## start

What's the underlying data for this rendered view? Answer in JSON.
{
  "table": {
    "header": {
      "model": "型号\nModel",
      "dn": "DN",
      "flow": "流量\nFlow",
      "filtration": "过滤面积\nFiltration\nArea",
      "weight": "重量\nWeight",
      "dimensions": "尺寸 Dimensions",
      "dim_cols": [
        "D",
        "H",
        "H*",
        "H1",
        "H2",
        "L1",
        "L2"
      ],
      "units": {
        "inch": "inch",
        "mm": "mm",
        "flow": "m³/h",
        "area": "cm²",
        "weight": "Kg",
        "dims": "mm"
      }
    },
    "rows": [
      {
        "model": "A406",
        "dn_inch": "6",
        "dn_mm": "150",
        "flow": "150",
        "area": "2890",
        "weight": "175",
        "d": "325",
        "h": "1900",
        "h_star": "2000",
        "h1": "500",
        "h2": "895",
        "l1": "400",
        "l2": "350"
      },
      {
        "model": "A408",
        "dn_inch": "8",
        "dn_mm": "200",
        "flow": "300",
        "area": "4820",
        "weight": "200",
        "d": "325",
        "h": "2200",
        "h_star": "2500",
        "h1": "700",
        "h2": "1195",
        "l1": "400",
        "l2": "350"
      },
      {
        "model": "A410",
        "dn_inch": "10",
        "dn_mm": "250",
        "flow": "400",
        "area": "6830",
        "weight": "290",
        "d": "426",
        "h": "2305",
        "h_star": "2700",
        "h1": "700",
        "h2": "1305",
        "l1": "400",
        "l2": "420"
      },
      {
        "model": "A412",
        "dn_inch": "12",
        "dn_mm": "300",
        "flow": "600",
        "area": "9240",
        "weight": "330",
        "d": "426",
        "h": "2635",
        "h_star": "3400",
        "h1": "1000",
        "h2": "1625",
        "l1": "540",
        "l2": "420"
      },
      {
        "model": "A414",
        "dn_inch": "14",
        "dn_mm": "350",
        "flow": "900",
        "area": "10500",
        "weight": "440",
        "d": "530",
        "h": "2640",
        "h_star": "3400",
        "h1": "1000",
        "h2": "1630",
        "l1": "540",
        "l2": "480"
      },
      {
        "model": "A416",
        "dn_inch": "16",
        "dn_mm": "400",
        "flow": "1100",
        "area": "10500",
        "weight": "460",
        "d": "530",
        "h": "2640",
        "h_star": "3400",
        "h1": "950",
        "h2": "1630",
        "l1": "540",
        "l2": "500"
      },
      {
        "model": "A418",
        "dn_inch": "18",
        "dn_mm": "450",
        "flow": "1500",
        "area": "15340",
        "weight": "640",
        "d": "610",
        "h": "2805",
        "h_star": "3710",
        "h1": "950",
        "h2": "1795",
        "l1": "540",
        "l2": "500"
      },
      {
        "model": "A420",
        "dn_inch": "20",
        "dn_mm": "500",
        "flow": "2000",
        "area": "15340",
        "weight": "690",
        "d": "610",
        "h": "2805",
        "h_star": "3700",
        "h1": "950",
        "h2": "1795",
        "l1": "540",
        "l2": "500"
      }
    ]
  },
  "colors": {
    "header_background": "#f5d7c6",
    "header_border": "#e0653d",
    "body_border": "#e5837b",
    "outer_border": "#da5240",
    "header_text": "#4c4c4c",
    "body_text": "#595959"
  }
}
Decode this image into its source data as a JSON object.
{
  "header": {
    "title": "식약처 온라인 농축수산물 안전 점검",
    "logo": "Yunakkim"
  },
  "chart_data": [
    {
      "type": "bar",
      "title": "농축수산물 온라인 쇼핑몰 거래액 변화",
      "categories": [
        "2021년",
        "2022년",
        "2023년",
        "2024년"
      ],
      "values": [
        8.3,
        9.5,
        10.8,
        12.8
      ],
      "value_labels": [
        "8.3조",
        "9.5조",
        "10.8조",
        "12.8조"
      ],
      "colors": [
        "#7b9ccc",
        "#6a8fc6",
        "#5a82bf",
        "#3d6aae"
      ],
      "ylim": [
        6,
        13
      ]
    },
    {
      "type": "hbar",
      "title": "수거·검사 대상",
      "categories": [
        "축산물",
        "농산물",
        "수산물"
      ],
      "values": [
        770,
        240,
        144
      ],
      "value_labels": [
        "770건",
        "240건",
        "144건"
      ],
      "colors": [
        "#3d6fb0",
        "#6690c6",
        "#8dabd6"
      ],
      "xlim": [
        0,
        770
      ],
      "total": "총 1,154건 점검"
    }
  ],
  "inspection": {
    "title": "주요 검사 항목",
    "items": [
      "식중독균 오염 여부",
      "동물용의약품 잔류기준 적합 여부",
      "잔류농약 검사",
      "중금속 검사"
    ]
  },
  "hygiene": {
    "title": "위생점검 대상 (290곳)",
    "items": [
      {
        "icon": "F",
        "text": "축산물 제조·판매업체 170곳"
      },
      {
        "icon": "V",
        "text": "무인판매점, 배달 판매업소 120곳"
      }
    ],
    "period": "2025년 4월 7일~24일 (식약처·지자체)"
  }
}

## end

* OBJECTIVE
Type out the full listing again, exactly as given.

* WRITTEN RESPONSE
What's the underlying data for this rendered view? Answer in JSON.
{
  "table": {
    "header": {
      "model": "型号\nModel",
      "dn": "DN",
      "flow": "流量\nFlow",
      "filtration": "过滤面积\nFiltration\nArea",
      "weight": "重量\nWeight",
      "dimensions": "尺寸 Dimensions",
      "dim_cols": [
        "D",
        "H",
        "H*",
        "H1",
        "H2",
        "L1",
        "L2"
      ],
      "units": {
        "inch": "inch",
        "mm": "mm",
        "flow": "m³/h",
        "area": "cm²",
        "weight": "Kg",
        "dims": "mm"
      }
    },
    "rows": [
      {
        "model": "A406",
        "dn_inch": "6",
        "dn_mm": "150",
        "flow": "150",
        "area": "2890",
        "weight": "175",
        "d": "325",
        "h": "1900",
        "h_star": "2000",
        "h1": "500",
        "h2": "895",
        "l1": "400",
        "l2": "350"
      },
      {
        "model": "A408",
        "dn_inch": "8",
        "dn_mm": "200",
        "flow": "300",
        "area": "4820",
        "weight": "200",
        "d": "325",
        "h": "2200",
        "h_star": "2500",
        "h1": "700",
        "h2": "1195",
        "l1": "400",
        "l2": "350"
      },
      {
        "model": "A410",
        "dn_inch": "10",
        "dn_mm": "250",
        "flow": "400",
        "area": "6830",
        "weight": "290",
        "d": "426",
        "h": "2305",
        "h_star": "2700",
        "h1": "700",
        "h2": "1305",
        "l1": "400",
        "l2": "420"
      },
      {
        "model": "A412",
        "dn_inch": "12",
        "dn_mm": "300",
        "flow": "600",
        "area": "9240",
        "weight": "330",
        "d": "426",
        "h": "2635",
        "h_star": "3400",
        "h1": "1000",
        "h2": "1625",
        "l1": "540",
        "l2": "420"
      },
      {
        "model": "A414",
        "dn_inch": "14",
        "dn_mm": "350",
        "flow": "900",
        "area": "10500",
        "weight": "440",
        "d": "530",
        "h": "2640",
        "h_star": "3400",
        "h1": "1000",
        "h2": "1630",
        "l1": "540",
        "l2": "480"
      },
      {
        "model": "A416",
        "dn_inch": "16",
        "dn_mm": "400",
        "flow": "1100",
        "area": "10500",
        "weight": "460",
        "d": "530",
        "h": "2640",
        "h_star": "3400",
        "h1": "950",
        "h2": "1630",
        "l1": "540",
        "l2": "500"
      },
      {
        "model": "A418",
        "dn_inch": "18",
        "dn_mm": "450",
        "flow": "1500",
        "area": "15340",
        "weight": "640",
        "d": "610",
        "h": "2805",
        "h_star": "3710",
        "h1": "950",
        "h2": "1795",
        "l1": "540",
        "l2": "500"
      },
      {
        "model": "A420",
        "dn_inch": "20",
        "dn_mm": "500",
        "flow": "2000",
        "area": "15340",
        "weight": "690",
        "d": "610",
        "h": "2805",
        "h_star": "3700",
        "h1": "950",
        "h2": "1795",
        "l1": "540",
        "l2": "500"
      }
    ]
  },
  "colors": {
    "header_background": "#f5d7c6",
    "header_border": "#e0653d",
    "body_border": "#e5837b",
    "outer_border": "#da5240",
    "header_text": "#4c4c4c",
    "body_text": "#595959"
  }
}
Decode this image into its source data as a JSON object.
{
  "header": {
    "title": "식약처 온라인 농축수산물 안전 점검",
    "logo": "Yunakkim"
  },
  "chart_data": [
    {
      "type": "bar",
      "title": "농축수산물 온라인 쇼핑몰 거래액 변화",
      "categories": [
        "2021년",
        "2022년",
        "2023년",
        "2024년"
      ],
      "values": [
        8.3,
        9.5,
        10.8,
        12.8
      ],
      "value_labels": [
        "8.3조",
        "9.5조",
        "10.8조",
        "12.8조"
      ],
      "colors": [
        "#7b9ccc",
        "#6a8fc6",
        "#5a82bf",
        "#3d6aae"
      ],
      "ylim": [
        6,
        13
      ]
    },
    {
      "type": "hbar",
      "title": "수거·검사 대상",
      "categories": [
        "축산물",
        "농산물",
        "수산물"
      ],
      "values": [
        770,
        240,
        144
      ],
      "value_labels": [
        "770건",
        "240건",
        "144건"
      ],
      "colors": [
        "#3d6fb0",
        "#6690c6",
        "#8dabd6"
      ],
      "xlim": [
        0,
        770
      ],
      "total": "총 1,154건 점검"
    }
  ],
  "inspection": {
    "title": "주요 검사 항목",
    "items": [
      "식중독균 오염 여부",
      "동물용의약품 잔류기준 적합 여부",
      "잔류농약 검사",
      "중금속 검사"
    ]
  },
  "hygiene": {
    "title": "위생점검 대상 (290곳)",
    "items": [
      {
        "icon": "F",
        "text": "축산물 제조·판매업체 170곳"
      },
      {
        "icon": "V",
        "text": "무인판매점, 배달 판매업소 120곳"
      }
    ],
    "period": "2025년 4월 7일~24일 (식약처·지자체)"
  }
}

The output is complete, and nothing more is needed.